» REQUIRED WORK
Restate the data below word for word. Skip any images it contains.

-- begin --

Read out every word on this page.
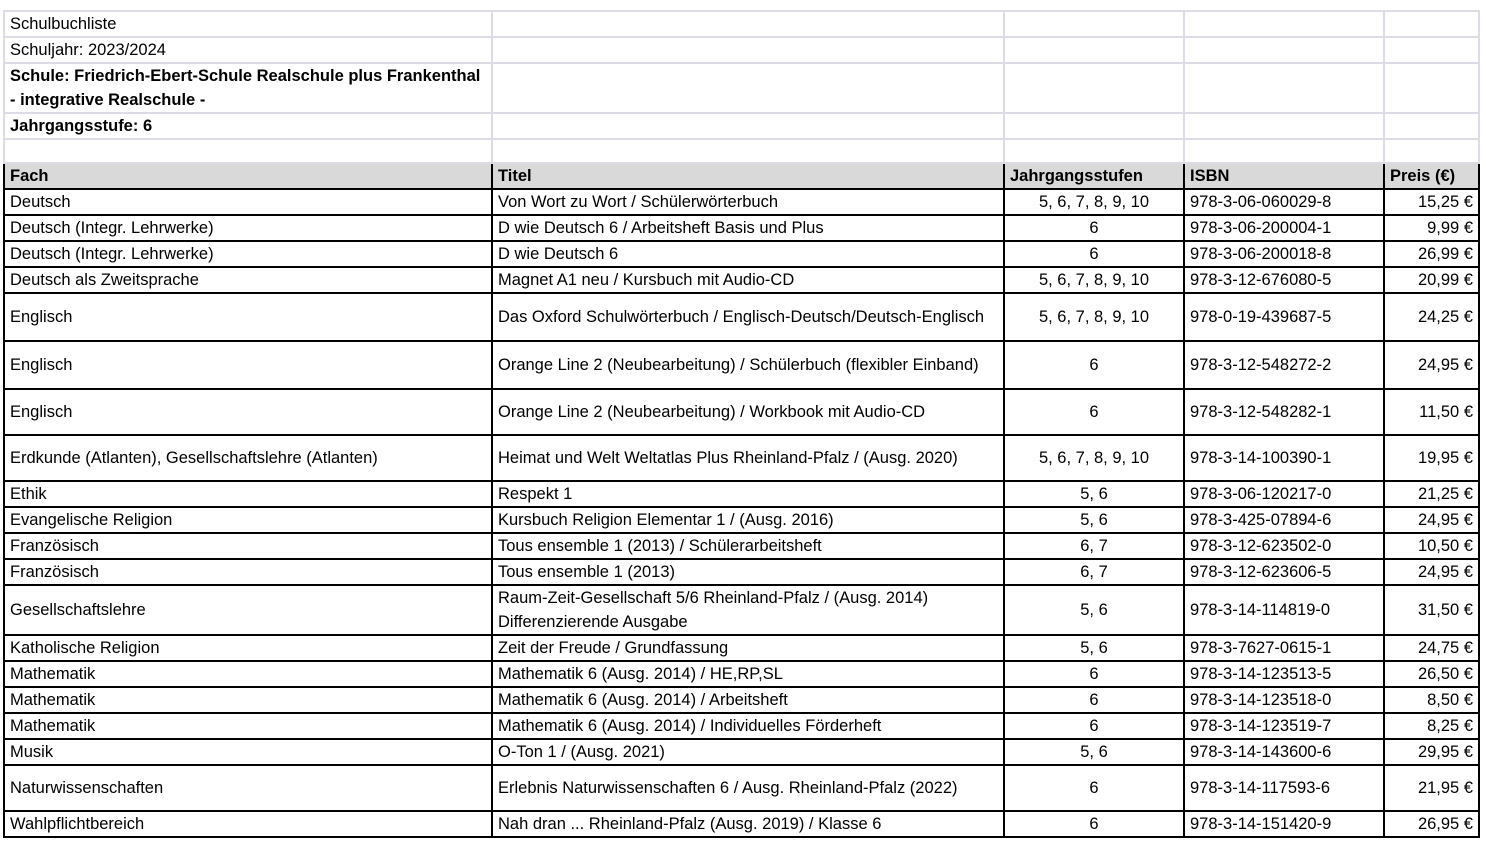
Schulbuchliste				
Schuljahr: 2023/2024				
Schule: Friedrich-Ebert-Schule Realschule plus Frankenthal - integrative Realschule -				
Jahrgangsstufe: 6				

Fach	Titel	Jahrgangsstufen	ISBN	Preis (€)
Deutsch	Von Wort zu Wort / Schülerwörterbuch	5, 6, 7, 8, 9, 10	978-3-06-060029-8	15,25 €
Deutsch (Integr. Lehrwerke)	D wie Deutsch 6 / Arbeitsheft Basis und Plus	6	978-3-06-200004-1	9,99 €
Deutsch (Integr. Lehrwerke)	D wie Deutsch 6	6	978-3-06-200018-8	26,99 €
Deutsch als Zweitsprache	Magnet A1 neu / Kursbuch mit Audio-CD	5, 6, 7, 8, 9, 10	978-3-12-676080-5	20,99 €
Englisch	Das Oxford Schulwörterbuch / Englisch-Deutsch/Deutsch-Englisch	5, 6, 7, 8, 9, 10	978-0-19-439687-5	24,25 €
Englisch	Orange Line 2 (Neubearbeitung) / Schülerbuch (flexibler Einband)	6	978-3-12-548272-2	24,95 €
Englisch	Orange Line 2 (Neubearbeitung) / Workbook mit Audio-CD	6	978-3-12-548282-1	11,50 €
Erdkunde (Atlanten), Gesellschaftslehre (Atlanten)	Heimat und Welt Weltatlas Plus Rheinland-Pfalz / (Ausg. 2020)	5, 6, 7, 8, 9, 10	978-3-14-100390-1	19,95 €
Ethik	Respekt 1	5, 6	978-3-06-120217-0	21,25 €
Evangelische Religion	Kursbuch Religion Elementar 1 / (Ausg. 2016)	5, 6	978-3-425-07894-6	24,95 €
Französisch	Tous ensemble 1 (2013) / Schülerarbeitsheft	6, 7	978-3-12-623502-0	10,50 €
Französisch	Tous ensemble 1 (2013)	6, 7	978-3-12-623606-5	24,95 €
Gesellschaftslehre	Raum-Zeit-Gesellschaft 5/6 Rheinland-Pfalz / (Ausg. 2014) Differenzierende Ausgabe	5, 6	978-3-14-114819-0	31,50 €
Katholische Religion	Zeit der Freude / Grundfassung	5, 6	978-3-7627-0615-1	24,75 €
Mathematik	Mathematik 6 (Ausg. 2014) / HE,RP,SL	6	978-3-14-123513-5	26,50 €
Mathematik	Mathematik 6 (Ausg. 2014) / Arbeitsheft	6	978-3-14-123518-0	8,50 €
Mathematik	Mathematik 6 (Ausg. 2014) / Individuelles Förderheft	6	978-3-14-123519-7	8,25 €
Musik	O-Ton 1 / (Ausg. 2021)	5, 6	978-3-14-143600-6	29,95 €
Naturwissenschaften	Erlebnis Naturwissenschaften 6 / Ausg. Rheinland-Pfalz (2022)	6	978-3-14-117593-6	21,95 €
Wahlpflichtbereich	Nah dran ... Rheinland-Pfalz (Ausg. 2019) / Klasse 6	6	978-3-14-151420-9	26,95 €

-- end --

» TASK RESPONSE
Read out every word on this page.
Schulbuchliste				
Schuljahr: 2023/2024				
Schule: Friedrich-Ebert-Schule Realschule plus Frankenthal - integrative Realschule -				
Jahrgangsstufe: 6				

Fach	Titel	Jahrgangsstufen	ISBN	Preis (€)
Deutsch	Von Wort zu Wort / Schülerwörterbuch	5, 6, 7, 8, 9, 10	978-3-06-060029-8	15,25 €
Deutsch (Integr. Lehrwerke)	D wie Deutsch 6 / Arbeitsheft Basis und Plus	6	978-3-06-200004-1	9,99 €
Deutsch (Integr. Lehrwerke)	D wie Deutsch 6	6	978-3-06-200018-8	26,99 €
Deutsch als Zweitsprache	Magnet A1 neu / Kursbuch mit Audio-CD	5, 6, 7, 8, 9, 10	978-3-12-676080-5	20,99 €
Englisch	Das Oxford Schulwörterbuch / Englisch-Deutsch/Deutsch-Englisch	5, 6, 7, 8, 9, 10	978-0-19-439687-5	24,25 €
Englisch	Orange Line 2 (Neubearbeitung) / Schülerbuch (flexibler Einband)	6	978-3-12-548272-2	24,95 €
Englisch	Orange Line 2 (Neubearbeitung) / Workbook mit Audio-CD	6	978-3-12-548282-1	11,50 €
Erdkunde (Atlanten), Gesellschaftslehre (Atlanten)	Heimat und Welt Weltatlas Plus Rheinland-Pfalz / (Ausg. 2020)	5, 6, 7, 8, 9, 10	978-3-14-100390-1	19,95 €
Ethik	Respekt 1	5, 6	978-3-06-120217-0	21,25 €
Evangelische Religion	Kursbuch Religion Elementar 1 / (Ausg. 2016)	5, 6	978-3-425-07894-6	24,95 €
Französisch	Tous ensemble 1 (2013) / Schülerarbeitsheft	6, 7	978-3-12-623502-0	10,50 €
Französisch	Tous ensemble 1 (2013)	6, 7	978-3-12-623606-5	24,95 €
Gesellschaftslehre	Raum-Zeit-Gesellschaft 5/6 Rheinland-Pfalz / (Ausg. 2014) Differenzierende Ausgabe	5, 6	978-3-14-114819-0	31,50 €
Katholische Religion	Zeit der Freude / Grundfassung	5, 6	978-3-7627-0615-1	24,75 €
Mathematik	Mathematik 6 (Ausg. 2014) / HE,RP,SL	6	978-3-14-123513-5	26,50 €
Mathematik	Mathematik 6 (Ausg. 2014) / Arbeitsheft	6	978-3-14-123518-0	8,50 €
Mathematik	Mathematik 6 (Ausg. 2014) / Individuelles Förderheft	6	978-3-14-123519-7	8,25 €
Musik	O-Ton 1 / (Ausg. 2021)	5, 6	978-3-14-143600-6	29,95 €
Naturwissenschaften	Erlebnis Naturwissenschaften 6 / Ausg. Rheinland-Pfalz (2022)	6	978-3-14-117593-6	21,95 €
Wahlpflichtbereich	Nah dran ... Rheinland-Pfalz (Ausg. 2019) / Klasse 6	6	978-3-14-151420-9	26,95 €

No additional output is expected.